Changing stroke rehab and research worldwide now.Time is Brain! trillions and trillions of neurons that DIE each day because there are NO effective hyperacute therapies besides tPA(only 12% effective). I have 523 posts on hyperacute therapy, enough for researchers to spend decades proving them out. These are my personal ideas and blog on stroke rehabilitation and stroke research. Do not attempt any of these without checking with your medical provider. Unless you join me in agitating, when you need these therapies they won't be there.

What this blog is for:

My blog is not to help survivors recover, it is to have the 10 million yearly stroke survivors light fires underneath their doctors, stroke hospitals and stroke researchers to get stroke solved. 100% recovery. The stroke medical world is completely failing at that goal, they don't even have it as a goal. Shortly after getting out of the hospital and getting NO information on the process or protocols of stroke rehabilitation and recovery I started searching on the internet and found that no other survivor received useful information. This is an attempt to cover all stroke rehabilitation information that should be readily available to survivors so they can talk with informed knowledge to their medical staff. It lays out what needs to be done to get stroke survivors closer to 100% recovery. It's quite disgusting that this information is not available from every stroke association and doctors group.

**EXERCISE REQUIREMENTS:** Transcribe the section of the stroke blog text that begins at the words "Changing stroke rehab" and stops after "won't be there.".

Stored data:
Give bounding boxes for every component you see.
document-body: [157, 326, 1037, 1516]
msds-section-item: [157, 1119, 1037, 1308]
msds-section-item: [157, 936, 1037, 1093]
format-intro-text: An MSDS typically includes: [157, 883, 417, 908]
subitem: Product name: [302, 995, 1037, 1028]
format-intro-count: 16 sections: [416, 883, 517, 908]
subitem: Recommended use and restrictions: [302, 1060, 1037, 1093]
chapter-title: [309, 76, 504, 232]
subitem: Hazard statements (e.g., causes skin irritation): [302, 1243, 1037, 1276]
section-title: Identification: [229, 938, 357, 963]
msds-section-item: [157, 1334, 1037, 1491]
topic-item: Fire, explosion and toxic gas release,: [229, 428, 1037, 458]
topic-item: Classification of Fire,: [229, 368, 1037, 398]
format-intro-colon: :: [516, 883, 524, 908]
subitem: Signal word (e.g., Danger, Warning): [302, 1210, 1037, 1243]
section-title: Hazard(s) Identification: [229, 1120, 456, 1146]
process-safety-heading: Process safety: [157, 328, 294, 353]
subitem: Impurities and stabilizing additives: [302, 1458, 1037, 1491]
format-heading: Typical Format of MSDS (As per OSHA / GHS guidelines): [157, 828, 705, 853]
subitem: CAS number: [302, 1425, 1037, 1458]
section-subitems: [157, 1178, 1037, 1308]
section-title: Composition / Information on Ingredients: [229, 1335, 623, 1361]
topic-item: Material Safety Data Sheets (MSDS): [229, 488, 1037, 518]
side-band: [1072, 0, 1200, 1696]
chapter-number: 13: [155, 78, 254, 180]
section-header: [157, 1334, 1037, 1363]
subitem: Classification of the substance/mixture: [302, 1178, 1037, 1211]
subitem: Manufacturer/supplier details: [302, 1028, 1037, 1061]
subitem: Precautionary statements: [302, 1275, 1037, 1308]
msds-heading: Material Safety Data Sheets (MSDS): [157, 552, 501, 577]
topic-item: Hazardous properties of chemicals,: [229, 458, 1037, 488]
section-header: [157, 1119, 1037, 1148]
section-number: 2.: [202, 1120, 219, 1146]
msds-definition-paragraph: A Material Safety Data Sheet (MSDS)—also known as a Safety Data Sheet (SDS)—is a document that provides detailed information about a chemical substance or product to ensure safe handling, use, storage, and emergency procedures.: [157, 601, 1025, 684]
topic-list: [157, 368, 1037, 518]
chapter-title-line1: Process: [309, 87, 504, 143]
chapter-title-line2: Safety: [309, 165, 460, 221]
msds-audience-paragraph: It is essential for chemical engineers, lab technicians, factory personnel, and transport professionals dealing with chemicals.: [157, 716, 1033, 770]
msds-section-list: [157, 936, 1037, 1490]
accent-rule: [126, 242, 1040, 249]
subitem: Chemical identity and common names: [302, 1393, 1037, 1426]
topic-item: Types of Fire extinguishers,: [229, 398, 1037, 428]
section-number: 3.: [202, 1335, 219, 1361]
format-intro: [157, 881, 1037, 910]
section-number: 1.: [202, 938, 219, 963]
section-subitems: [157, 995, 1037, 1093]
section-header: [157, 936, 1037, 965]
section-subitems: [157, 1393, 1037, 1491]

**OUTPUT:**
Changing stroke rehab and research worldwide now.Time is Brain! trillions and trillions of neurons that DIE each day because there are NO effective hyperacute therapies besides tPA(only 12% effective). I have 523 posts on hyperacute therapy, enough for researchers to spend decades proving them out. These are my personal ideas and blog on stroke rehabilitation and stroke research. Do not attempt any of these without checking with your medical provider. Unless you join me in agitating, when you need these therapies they won't be there.